Start of Provided entries
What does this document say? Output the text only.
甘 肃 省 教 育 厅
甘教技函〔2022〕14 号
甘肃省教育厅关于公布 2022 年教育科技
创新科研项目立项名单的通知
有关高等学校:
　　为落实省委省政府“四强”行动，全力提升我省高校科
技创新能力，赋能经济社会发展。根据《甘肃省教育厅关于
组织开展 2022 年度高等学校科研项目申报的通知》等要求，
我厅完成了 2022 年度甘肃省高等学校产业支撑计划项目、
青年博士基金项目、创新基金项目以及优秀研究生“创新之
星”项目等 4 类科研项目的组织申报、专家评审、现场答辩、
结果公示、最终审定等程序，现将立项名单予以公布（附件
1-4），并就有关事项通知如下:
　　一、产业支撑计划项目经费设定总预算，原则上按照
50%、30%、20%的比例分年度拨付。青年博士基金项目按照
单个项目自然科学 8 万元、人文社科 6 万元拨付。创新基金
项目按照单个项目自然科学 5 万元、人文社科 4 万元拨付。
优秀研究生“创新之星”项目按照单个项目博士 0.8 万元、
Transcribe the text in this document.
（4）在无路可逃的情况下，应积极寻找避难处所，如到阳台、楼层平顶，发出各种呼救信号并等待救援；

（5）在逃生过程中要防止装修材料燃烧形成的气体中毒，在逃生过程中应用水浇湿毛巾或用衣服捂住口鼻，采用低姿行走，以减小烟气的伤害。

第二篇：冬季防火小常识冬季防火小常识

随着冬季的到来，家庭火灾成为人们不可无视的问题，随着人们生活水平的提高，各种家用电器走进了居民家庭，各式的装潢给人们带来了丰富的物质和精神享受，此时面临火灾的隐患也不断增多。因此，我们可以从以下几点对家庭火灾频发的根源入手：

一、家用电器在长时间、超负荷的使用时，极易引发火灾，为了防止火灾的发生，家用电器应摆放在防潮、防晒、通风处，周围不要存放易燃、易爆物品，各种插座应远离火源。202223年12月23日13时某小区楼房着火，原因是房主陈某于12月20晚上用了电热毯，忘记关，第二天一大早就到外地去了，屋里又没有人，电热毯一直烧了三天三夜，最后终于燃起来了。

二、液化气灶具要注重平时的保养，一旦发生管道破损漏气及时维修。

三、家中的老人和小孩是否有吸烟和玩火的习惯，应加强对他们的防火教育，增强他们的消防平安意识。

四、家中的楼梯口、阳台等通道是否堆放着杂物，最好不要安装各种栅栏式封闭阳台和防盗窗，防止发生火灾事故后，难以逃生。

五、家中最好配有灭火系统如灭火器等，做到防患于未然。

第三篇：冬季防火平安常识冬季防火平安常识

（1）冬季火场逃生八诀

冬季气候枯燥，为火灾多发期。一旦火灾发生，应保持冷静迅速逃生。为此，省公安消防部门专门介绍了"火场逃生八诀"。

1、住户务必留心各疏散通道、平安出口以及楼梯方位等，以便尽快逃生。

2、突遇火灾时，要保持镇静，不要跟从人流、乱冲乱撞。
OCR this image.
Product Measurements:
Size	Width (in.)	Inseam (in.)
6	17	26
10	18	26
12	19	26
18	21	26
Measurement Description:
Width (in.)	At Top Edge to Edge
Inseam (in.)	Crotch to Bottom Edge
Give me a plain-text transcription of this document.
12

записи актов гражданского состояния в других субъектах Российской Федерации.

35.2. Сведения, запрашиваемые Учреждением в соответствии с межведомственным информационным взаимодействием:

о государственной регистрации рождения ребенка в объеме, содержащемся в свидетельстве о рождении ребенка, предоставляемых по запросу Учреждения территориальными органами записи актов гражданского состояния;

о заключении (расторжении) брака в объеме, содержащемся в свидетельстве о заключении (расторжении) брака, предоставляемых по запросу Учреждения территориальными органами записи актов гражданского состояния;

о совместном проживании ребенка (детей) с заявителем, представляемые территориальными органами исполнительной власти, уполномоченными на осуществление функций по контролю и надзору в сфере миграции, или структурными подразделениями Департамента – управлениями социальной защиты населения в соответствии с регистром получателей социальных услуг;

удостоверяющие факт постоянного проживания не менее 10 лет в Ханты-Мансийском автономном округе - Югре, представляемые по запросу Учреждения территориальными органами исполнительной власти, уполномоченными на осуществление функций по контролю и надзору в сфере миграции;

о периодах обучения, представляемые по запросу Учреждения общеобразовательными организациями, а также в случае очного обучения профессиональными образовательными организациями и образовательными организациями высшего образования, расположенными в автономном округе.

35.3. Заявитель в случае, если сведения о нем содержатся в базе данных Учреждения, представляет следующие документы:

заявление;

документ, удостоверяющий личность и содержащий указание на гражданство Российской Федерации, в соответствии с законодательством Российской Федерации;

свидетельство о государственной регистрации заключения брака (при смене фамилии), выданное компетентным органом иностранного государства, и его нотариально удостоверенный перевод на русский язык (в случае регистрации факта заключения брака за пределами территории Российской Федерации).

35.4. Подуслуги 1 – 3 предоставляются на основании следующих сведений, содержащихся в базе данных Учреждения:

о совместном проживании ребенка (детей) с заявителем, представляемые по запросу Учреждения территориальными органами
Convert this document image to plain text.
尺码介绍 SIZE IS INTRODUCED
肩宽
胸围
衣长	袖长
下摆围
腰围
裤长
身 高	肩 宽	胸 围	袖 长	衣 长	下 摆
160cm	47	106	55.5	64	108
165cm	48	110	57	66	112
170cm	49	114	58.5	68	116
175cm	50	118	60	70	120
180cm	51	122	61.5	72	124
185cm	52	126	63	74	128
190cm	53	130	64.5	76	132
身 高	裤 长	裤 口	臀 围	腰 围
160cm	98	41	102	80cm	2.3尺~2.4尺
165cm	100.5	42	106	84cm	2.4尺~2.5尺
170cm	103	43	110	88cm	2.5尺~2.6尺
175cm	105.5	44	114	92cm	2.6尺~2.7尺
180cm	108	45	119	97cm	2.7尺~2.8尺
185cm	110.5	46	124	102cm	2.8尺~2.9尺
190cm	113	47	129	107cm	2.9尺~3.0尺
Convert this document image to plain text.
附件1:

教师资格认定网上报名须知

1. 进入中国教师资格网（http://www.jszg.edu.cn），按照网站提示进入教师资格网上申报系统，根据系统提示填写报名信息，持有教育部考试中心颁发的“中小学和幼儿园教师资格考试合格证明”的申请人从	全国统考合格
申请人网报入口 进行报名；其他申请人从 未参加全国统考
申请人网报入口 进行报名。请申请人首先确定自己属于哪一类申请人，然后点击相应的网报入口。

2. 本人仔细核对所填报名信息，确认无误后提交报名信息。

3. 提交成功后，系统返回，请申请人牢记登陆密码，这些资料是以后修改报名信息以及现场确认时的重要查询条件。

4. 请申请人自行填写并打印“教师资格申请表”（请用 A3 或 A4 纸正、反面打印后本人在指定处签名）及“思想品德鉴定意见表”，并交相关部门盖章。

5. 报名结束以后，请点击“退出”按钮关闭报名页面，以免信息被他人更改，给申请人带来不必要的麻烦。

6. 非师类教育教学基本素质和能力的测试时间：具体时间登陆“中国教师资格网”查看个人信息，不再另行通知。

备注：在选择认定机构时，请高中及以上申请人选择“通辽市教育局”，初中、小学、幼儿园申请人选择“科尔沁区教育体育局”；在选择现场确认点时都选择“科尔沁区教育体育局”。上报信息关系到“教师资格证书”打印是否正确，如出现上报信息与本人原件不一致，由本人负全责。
End of Provided entries
## Job
Go through the records and show every line with the string "Inseam" in it.

## Worked solution
Size	Width (in.)	Inseam (in.)
Inseam (in.)	Crotch to Bottom Edge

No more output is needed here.